Problem to solve »
Extract all lines in the data that contain the word "hashtag".

Data records »
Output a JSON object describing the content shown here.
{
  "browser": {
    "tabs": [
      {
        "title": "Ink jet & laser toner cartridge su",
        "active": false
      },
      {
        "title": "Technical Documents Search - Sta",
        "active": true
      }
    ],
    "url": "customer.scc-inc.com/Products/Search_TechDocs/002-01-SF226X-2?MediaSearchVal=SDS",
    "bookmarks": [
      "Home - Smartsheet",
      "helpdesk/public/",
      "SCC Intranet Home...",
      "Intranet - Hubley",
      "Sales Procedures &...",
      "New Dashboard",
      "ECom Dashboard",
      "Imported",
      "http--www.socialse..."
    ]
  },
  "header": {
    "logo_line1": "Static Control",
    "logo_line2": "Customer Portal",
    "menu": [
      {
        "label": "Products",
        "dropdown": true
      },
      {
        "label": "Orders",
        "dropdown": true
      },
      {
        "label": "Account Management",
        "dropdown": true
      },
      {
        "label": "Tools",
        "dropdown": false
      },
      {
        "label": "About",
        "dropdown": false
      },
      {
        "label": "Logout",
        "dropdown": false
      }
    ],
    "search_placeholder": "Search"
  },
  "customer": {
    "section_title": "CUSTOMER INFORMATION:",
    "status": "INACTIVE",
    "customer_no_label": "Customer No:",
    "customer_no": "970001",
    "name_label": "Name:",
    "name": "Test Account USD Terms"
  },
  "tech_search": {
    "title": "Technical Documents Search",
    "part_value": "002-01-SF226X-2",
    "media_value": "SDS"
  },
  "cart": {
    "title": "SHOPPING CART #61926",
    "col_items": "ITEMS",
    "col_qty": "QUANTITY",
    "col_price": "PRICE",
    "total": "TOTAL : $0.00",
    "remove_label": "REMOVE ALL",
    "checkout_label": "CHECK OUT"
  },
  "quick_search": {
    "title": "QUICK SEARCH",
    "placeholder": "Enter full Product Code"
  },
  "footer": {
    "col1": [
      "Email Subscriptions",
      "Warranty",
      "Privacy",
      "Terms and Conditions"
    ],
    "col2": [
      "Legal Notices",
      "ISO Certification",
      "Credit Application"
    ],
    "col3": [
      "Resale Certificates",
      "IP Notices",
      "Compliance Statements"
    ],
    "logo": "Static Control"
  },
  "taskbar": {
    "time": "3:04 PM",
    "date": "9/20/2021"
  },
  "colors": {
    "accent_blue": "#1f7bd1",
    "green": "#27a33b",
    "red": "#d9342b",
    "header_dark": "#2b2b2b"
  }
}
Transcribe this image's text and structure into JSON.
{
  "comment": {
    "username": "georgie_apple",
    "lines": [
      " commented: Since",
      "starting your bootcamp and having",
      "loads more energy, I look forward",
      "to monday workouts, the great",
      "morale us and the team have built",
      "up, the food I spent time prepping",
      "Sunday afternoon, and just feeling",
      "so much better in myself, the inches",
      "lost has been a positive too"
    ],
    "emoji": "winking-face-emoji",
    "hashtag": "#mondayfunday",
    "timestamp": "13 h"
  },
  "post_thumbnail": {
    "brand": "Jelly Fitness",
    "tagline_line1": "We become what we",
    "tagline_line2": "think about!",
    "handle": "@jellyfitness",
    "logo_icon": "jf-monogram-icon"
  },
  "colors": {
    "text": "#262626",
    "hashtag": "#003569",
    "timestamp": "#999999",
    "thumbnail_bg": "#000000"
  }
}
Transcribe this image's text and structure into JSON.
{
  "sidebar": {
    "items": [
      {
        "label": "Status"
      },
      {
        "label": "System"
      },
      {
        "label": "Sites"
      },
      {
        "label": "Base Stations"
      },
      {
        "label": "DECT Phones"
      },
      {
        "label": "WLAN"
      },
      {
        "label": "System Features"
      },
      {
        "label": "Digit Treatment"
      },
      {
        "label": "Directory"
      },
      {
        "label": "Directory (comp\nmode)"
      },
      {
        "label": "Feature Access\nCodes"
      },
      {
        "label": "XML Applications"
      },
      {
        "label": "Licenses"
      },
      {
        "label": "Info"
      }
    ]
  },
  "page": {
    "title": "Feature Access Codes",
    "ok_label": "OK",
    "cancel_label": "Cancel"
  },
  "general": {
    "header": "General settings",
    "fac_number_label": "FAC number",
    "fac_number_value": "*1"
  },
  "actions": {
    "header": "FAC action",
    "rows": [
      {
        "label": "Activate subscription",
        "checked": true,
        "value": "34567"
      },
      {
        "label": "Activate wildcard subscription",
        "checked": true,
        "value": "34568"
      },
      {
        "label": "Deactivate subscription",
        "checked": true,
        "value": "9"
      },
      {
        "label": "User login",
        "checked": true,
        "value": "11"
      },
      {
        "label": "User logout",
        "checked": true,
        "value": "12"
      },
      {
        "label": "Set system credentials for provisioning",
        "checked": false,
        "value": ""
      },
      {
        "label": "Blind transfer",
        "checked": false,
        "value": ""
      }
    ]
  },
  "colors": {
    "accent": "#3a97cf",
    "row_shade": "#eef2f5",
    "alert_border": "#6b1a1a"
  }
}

Finished answer »
    "hashtag": "#mondayfunday",
    "hashtag": "#003569",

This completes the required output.